あらゆる素材を計測・計算するワンストップソリューションを実現。東北大学はいかに、基礎研究力を強化しているのか

私たちの生活を支える、さまざまな製品やテクノロジー。その普及や機能強化には、素材の進化が欠かせない。例えば、モビリティの軽量化・低燃費化を実現するポリマー、スマートフォンのディスプレイなどに活用される有機ELなど、さらなる進化が期待される素材は多い。これらの開発には、最先端の基礎研究が必要とされ、世界中で国を挙げた研究開発競争が行われている。

しかし日本では、基礎研究に資金が回らず、競争力の低下を危ぶむ声が挙がっている。大学に対する助成金・交付金は減少傾向にあり、企業においても基礎研究より製品化に近い開発が優先されやすい。基礎研究に必要な先端装置は高額であり、研究基盤となる装置の更新や維持が難しい状況だ。

そんななか、大学を挙げて基礎研究の強化に取り組んでいるのが、東北大学だ。同大は、あらゆる素材をワンストップで計測・計算できる体制を構築し、企業や他大学とのオープンイノベーションを加速させようとしている。

推進する中心人物の一人、東北大学 多元物質科学研究所所長 寺内正己教授に、同大における基礎研究の強化に向けた取り組みと、その体制を実現する先端装置の導入方法について話を聞いた。

* **項目の抜粋**
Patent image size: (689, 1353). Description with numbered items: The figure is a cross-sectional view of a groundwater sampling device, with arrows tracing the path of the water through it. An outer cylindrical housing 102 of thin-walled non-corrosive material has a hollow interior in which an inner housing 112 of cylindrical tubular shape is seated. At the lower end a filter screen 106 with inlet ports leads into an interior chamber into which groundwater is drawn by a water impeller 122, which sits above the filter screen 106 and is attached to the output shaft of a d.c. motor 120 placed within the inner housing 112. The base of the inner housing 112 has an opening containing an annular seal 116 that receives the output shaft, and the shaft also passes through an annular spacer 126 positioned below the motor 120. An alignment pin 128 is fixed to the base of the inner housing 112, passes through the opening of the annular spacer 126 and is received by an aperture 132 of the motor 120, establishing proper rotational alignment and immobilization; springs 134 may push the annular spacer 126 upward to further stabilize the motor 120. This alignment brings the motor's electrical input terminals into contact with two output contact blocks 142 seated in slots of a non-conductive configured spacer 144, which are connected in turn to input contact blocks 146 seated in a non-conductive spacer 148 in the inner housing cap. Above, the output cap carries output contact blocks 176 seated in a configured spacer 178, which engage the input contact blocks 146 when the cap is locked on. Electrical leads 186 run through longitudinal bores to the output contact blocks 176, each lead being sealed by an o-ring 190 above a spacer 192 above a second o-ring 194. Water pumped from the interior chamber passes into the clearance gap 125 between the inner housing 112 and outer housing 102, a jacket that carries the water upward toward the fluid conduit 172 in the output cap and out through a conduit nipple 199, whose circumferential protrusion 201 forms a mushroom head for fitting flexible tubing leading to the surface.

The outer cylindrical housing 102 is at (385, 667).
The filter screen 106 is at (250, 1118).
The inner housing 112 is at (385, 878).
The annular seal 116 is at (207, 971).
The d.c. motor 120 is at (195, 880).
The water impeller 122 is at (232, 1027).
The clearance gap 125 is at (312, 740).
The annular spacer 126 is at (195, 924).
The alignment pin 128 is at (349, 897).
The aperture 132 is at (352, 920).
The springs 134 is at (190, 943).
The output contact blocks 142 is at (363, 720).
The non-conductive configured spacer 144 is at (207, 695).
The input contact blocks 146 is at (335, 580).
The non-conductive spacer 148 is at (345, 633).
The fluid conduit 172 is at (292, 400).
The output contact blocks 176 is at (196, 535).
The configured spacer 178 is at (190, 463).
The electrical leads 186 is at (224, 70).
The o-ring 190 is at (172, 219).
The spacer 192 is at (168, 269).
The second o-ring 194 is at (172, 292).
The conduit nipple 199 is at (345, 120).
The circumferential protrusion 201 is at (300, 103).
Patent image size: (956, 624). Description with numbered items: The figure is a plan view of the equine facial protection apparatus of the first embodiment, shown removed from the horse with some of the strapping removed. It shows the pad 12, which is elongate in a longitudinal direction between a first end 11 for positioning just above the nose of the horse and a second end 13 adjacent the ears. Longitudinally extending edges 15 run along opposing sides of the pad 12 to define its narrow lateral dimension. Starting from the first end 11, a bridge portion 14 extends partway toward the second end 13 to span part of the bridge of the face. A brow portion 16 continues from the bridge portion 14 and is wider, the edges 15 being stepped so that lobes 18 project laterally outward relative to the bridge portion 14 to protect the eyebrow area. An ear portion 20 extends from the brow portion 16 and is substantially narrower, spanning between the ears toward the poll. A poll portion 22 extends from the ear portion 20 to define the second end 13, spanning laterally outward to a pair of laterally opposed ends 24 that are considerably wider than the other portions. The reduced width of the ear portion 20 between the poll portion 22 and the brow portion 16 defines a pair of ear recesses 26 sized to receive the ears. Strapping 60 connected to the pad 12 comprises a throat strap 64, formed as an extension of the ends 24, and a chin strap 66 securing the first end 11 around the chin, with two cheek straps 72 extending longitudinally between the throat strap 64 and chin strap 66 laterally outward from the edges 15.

* **問題 A**
東北大学の基礎研究強化についての記事で、話を聞いた相手は誰か。
* **問題 B**
東北大学の基礎研究強化についての記事を、最後の文のあとから書き継げ。
項目は参照しなくてよい。

* **解答 A**
東北大学 多元物質科学研究所所長の寺内正己教授。

* **解答 B**
あらゆる物質を計測可能なワンストップソリューションを実現し、大学の価値を向上

東北大学 多元物質科学研究所所長 寺内正己教授

「東北大学では、“見えないものはない” ほぼ全ての材料の計測が可能なワンストップソリューションの実現を目指しています。そのために進めているのが、『次世代放射光施設』と『ソフトマテリアル研究拠点』です」と寺内教授。

次世代放射光施設は2022年11月現在、青葉山新キャンパスに建設中で、愛称を『ナノテラス』という。施設全体が『ナノまで見える巨大な顕微鏡』を成し、さまざまな物質の構造解析を可能とするもので、大きな期待を集めている。

東北大学青葉山新キャンパス内に建設中の次世代放射光施設「ナノテラス」
(2024年稼働予定)

ただ、この施設だけでは、微細なタンパク質や有機薄膜、ポリマーといった柔らかいもの=『ソフトマテリアル領域』の計測は難しい。そこで、その領域の解析技術を強化するために、最先端設備のクライオ電子顕微鏡を導入し『ソフトマテリアル研究拠点』を構えた。

多元物質科学研究所に導入された「クライオ電子顕微鏡」。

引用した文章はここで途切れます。